- PROBLEM STATEMENT: Your task is to print all of the material verbatim.

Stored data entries
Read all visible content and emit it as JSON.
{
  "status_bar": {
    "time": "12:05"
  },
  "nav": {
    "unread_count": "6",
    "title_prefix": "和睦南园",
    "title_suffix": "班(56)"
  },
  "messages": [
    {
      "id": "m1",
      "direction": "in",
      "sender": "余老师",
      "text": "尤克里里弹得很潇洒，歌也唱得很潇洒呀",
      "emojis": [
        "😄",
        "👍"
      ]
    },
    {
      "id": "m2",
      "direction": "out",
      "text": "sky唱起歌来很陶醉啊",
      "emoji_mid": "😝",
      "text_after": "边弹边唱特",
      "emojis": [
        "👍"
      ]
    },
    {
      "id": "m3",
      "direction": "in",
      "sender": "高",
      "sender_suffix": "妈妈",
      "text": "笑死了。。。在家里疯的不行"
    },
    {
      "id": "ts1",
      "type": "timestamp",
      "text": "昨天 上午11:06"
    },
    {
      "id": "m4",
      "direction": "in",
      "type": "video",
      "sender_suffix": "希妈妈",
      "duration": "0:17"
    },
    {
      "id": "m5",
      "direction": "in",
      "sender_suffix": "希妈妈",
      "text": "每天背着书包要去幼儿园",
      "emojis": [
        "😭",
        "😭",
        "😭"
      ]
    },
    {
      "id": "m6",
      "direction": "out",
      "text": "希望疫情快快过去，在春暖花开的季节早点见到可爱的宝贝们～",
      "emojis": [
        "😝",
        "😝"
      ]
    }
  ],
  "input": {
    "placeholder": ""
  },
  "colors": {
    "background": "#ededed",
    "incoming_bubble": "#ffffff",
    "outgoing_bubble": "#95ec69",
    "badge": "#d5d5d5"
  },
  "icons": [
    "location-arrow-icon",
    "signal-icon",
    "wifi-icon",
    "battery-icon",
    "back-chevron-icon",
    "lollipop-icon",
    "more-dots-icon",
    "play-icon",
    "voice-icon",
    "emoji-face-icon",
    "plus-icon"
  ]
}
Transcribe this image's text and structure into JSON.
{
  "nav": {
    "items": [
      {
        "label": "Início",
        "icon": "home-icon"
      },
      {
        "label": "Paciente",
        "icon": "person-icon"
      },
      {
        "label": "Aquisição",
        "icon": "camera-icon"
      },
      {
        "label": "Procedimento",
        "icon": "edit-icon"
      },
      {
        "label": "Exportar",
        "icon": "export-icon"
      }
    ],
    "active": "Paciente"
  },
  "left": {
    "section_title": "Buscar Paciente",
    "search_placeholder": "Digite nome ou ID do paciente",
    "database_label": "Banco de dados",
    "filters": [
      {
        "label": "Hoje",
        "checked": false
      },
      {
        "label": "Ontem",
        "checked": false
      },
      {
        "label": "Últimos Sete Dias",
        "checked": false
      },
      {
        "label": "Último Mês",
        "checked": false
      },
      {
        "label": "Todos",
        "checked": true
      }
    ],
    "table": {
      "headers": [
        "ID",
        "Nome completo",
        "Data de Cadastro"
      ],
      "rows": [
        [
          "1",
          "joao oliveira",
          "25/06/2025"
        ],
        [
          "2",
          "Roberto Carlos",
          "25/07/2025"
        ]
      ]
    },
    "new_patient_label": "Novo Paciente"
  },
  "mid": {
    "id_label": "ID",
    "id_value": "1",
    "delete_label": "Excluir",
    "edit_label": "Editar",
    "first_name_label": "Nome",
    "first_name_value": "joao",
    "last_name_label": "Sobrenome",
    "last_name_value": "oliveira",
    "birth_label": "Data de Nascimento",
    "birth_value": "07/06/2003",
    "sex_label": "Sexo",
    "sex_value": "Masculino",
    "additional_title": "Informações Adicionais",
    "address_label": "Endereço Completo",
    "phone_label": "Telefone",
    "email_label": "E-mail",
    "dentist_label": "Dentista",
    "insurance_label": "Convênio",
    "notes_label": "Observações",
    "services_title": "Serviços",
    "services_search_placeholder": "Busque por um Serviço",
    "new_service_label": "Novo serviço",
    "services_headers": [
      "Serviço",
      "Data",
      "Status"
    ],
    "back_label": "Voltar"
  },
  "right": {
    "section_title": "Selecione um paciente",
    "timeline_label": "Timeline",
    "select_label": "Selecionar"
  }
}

- TASK ANSWER:
Read all visible content and emit it as JSON.
{
  "status_bar": {
    "time": "12:05"
  },
  "nav": {
    "unread_count": "6",
    "title_prefix": "和睦南园",
    "title_suffix": "班(56)"
  },
  "messages": [
    {
      "id": "m1",
      "direction": "in",
      "sender": "余老师",
      "text": "尤克里里弹得很潇洒，歌也唱得很潇洒呀",
      "emojis": [
        "😄",
        "👍"
      ]
    },
    {
      "id": "m2",
      "direction": "out",
      "text": "sky唱起歌来很陶醉啊",
      "emoji_mid": "😝",
      "text_after": "边弹边唱特",
      "emojis": [
        "👍"
      ]
    },
    {
      "id": "m3",
      "direction": "in",
      "sender": "高",
      "sender_suffix": "妈妈",
      "text": "笑死了。。。在家里疯的不行"
    },
    {
      "id": "ts1",
      "type": "timestamp",
      "text": "昨天 上午11:06"
    },
    {
      "id": "m4",
      "direction": "in",
      "type": "video",
      "sender_suffix": "希妈妈",
      "duration": "0:17"
    },
    {
      "id": "m5",
      "direction": "in",
      "sender_suffix": "希妈妈",
      "text": "每天背着书包要去幼儿园",
      "emojis": [
        "😭",
        "😭",
        "😭"
      ]
    },
    {
      "id": "m6",
      "direction": "out",
      "text": "希望疫情快快过去，在春暖花开的季节早点见到可爱的宝贝们～",
      "emojis": [
        "😝",
        "😝"
      ]
    }
  ],
  "input": {
    "placeholder": ""
  },
  "colors": {
    "background": "#ededed",
    "incoming_bubble": "#ffffff",
    "outgoing_bubble": "#95ec69",
    "badge": "#d5d5d5"
  },
  "icons": [
    "location-arrow-icon",
    "signal-icon",
    "wifi-icon",
    "battery-icon",
    "back-chevron-icon",
    "lollipop-icon",
    "more-dots-icon",
    "play-icon",
    "voice-icon",
    "emoji-face-icon",
    "plus-icon"
  ]
}
Transcribe this image's text and structure into JSON.
{
  "nav": {
    "items": [
      {
        "label": "Início",
        "icon": "home-icon"
      },
      {
        "label": "Paciente",
        "icon": "person-icon"
      },
      {
        "label": "Aquisição",
        "icon": "camera-icon"
      },
      {
        "label": "Procedimento",
        "icon": "edit-icon"
      },
      {
        "label": "Exportar",
        "icon": "export-icon"
      }
    ],
    "active": "Paciente"
  },
  "left": {
    "section_title": "Buscar Paciente",
    "search_placeholder": "Digite nome ou ID do paciente",
    "database_label": "Banco de dados",
    "filters": [
      {
        "label": "Hoje",
        "checked": false
      },
      {
        "label": "Ontem",
        "checked": false
      },
      {
        "label": "Últimos Sete Dias",
        "checked": false
      },
      {
        "label": "Último Mês",
        "checked": false
      },
      {
        "label": "Todos",
        "checked": true
      }
    ],
    "table": {
      "headers": [
        "ID",
        "Nome completo",
        "Data de Cadastro"
      ],
      "rows": [
        [
          "1",
          "joao oliveira",
          "25/06/2025"
        ],
        [
          "2",
          "Roberto Carlos",
          "25/07/2025"
        ]
      ]
    },
    "new_patient_label": "Novo Paciente"
  },
  "mid": {
    "id_label": "ID",
    "id_value": "1",
    "delete_label": "Excluir",
    "edit_label": "Editar",
    "first_name_label": "Nome",
    "first_name_value": "joao",
    "last_name_label": "Sobrenome",
    "last_name_value": "oliveira",
    "birth_label": "Data de Nascimento",
    "birth_value": "07/06/2003",
    "sex_label": "Sexo",
    "sex_value": "Masculino",
    "additional_title": "Informações Adicionais",
    "address_label": "Endereço Completo",
    "phone_label": "Telefone",
    "email_label": "E-mail",
    "dentist_label": "Dentista",
    "insurance_label": "Convênio",
    "notes_label": "Observações",
    "services_title": "Serviços",
    "services_search_placeholder": "Busque por um Serviço",
    "new_service_label": "Novo serviço",
    "services_headers": [
      "Serviço",
      "Data",
      "Status"
    ],
    "back_label": "Voltar"
  },
  "right": {
    "section_title": "Selecione um paciente",
    "timeline_label": "Timeline",
    "select_label": "Selecionar"
  }
}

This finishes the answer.